--- START OF RECORD EXTRACTS ---
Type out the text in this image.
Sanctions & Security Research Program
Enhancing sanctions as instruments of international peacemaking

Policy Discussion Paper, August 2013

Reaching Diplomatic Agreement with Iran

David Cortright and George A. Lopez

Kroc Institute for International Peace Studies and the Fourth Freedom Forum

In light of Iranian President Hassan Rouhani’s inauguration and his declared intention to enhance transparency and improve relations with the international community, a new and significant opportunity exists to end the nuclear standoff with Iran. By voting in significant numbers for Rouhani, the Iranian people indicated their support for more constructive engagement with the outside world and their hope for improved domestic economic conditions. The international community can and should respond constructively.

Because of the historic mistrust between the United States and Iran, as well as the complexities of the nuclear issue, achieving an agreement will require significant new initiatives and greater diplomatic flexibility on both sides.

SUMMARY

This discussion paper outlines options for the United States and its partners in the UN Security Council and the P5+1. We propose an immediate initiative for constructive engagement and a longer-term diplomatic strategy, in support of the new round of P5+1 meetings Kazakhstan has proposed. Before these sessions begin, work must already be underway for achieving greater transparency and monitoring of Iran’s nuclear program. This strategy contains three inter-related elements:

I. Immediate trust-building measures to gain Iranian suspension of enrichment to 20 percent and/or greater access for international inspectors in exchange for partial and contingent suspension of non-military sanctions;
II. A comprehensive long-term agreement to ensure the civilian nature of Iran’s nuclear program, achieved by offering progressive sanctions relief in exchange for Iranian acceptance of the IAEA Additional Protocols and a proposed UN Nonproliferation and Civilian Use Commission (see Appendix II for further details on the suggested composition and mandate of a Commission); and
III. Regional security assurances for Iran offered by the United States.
--- END OF RECORD EXTRACTS ---
BRIEF: Return all of the entries word for word.

SOLUTION TO THE PROBLEM:
Type out the text in this image.
Sanctions & Security Research Program
Enhancing sanctions as instruments of international peacemaking

Policy Discussion Paper, August 2013

Reaching Diplomatic Agreement with Iran

David Cortright and George A. Lopez

Kroc Institute for International Peace Studies and the Fourth Freedom Forum

In light of Iranian President Hassan Rouhani’s inauguration and his declared intention to enhance transparency and improve relations with the international community, a new and significant opportunity exists to end the nuclear standoff with Iran. By voting in significant numbers for Rouhani, the Iranian people indicated their support for more constructive engagement with the outside world and their hope for improved domestic economic conditions. The international community can and should respond constructively.

Because of the historic mistrust between the United States and Iran, as well as the complexities of the nuclear issue, achieving an agreement will require significant new initiatives and greater diplomatic flexibility on both sides.

SUMMARY

This discussion paper outlines options for the United States and its partners in the UN Security Council and the P5+1. We propose an immediate initiative for constructive engagement and a longer-term diplomatic strategy, in support of the new round of P5+1 meetings Kazakhstan has proposed. Before these sessions begin, work must already be underway for achieving greater transparency and monitoring of Iran’s nuclear program. This strategy contains three inter-related elements:

I. Immediate trust-building measures to gain Iranian suspension of enrichment to 20 percent and/or greater access for international inspectors in exchange for partial and contingent suspension of non-military sanctions;
II. A comprehensive long-term agreement to ensure the civilian nature of Iran’s nuclear program, achieved by offering progressive sanctions relief in exchange for Iranian acceptance of the IAEA Additional Protocols and a proposed UN Nonproliferation and Civilian Use Commission (see Appendix II for further details on the suggested composition and mandate of a Commission); and
III. Regional security assurances for Iran offered by the United States.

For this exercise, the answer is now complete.